TASK BRIEF:
Reproduce the whole listing, character for character.

··· RECORDS SHOWN

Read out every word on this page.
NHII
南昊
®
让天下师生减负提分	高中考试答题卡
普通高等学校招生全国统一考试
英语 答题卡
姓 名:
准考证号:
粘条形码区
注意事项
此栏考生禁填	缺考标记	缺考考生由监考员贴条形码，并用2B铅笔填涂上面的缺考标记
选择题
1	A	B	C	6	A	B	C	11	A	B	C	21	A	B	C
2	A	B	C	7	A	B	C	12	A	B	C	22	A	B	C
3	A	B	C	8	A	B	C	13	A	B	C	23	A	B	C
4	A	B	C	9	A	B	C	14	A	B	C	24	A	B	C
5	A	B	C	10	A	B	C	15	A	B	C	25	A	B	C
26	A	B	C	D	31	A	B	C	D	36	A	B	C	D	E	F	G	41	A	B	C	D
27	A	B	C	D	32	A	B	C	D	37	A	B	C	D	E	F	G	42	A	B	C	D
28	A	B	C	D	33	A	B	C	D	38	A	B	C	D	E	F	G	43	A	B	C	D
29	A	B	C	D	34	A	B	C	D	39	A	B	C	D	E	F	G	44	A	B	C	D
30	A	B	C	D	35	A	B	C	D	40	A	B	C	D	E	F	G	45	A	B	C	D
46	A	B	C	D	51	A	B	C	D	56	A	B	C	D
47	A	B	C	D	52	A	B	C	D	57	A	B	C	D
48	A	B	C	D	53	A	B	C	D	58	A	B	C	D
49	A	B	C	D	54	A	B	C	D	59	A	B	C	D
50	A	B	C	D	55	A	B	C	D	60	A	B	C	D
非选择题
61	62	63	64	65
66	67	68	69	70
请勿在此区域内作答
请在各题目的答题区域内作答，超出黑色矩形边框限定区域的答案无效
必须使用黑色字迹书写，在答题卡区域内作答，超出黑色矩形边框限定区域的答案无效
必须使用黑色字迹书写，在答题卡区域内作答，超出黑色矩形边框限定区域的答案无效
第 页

······

SOLUTION:
Read out every word on this page.
NHII
南昊
®
让天下师生减负提分	高中考试答题卡
普通高等学校招生全国统一考试
英语 答题卡
姓 名:
准考证号:
粘条形码区
注意事项
此栏考生禁填	缺考标记	缺考考生由监考员贴条形码，并用2B铅笔填涂上面的缺考标记
选择题
1	A	B	C	6	A	B	C	11	A	B	C	21	A	B	C
2	A	B	C	7	A	B	C	12	A	B	C	22	A	B	C
3	A	B	C	8	A	B	C	13	A	B	C	23	A	B	C
4	A	B	C	9	A	B	C	14	A	B	C	24	A	B	C
5	A	B	C	10	A	B	C	15	A	B	C	25	A	B	C
26	A	B	C	D	31	A	B	C	D	36	A	B	C	D	E	F	G	41	A	B	C	D
27	A	B	C	D	32	A	B	C	D	37	A	B	C	D	E	F	G	42	A	B	C	D
28	A	B	C	D	33	A	B	C	D	38	A	B	C	D	E	F	G	43	A	B	C	D
29	A	B	C	D	34	A	B	C	D	39	A	B	C	D	E	F	G	44	A	B	C	D
30	A	B	C	D	35	A	B	C	D	40	A	B	C	D	E	F	G	45	A	B	C	D
46	A	B	C	D	51	A	B	C	D	56	A	B	C	D
47	A	B	C	D	52	A	B	C	D	57	A	B	C	D
48	A	B	C	D	53	A	B	C	D	58	A	B	C	D
49	A	B	C	D	54	A	B	C	D	59	A	B	C	D
50	A	B	C	D	55	A	B	C	D	60	A	B	C	D
非选择题
61	62	63	64	65
66	67	68	69	70
请勿在此区域内作答
请在各题目的答题区域内作答，超出黑色矩形边框限定区域的答案无效
必须使用黑色字迹书写，在答题卡区域内作答，超出黑色矩形边框限定区域的答案无效
必须使用黑色字迹书写，在答题卡区域内作答，超出黑色矩形边框限定区域的答案无效
第 页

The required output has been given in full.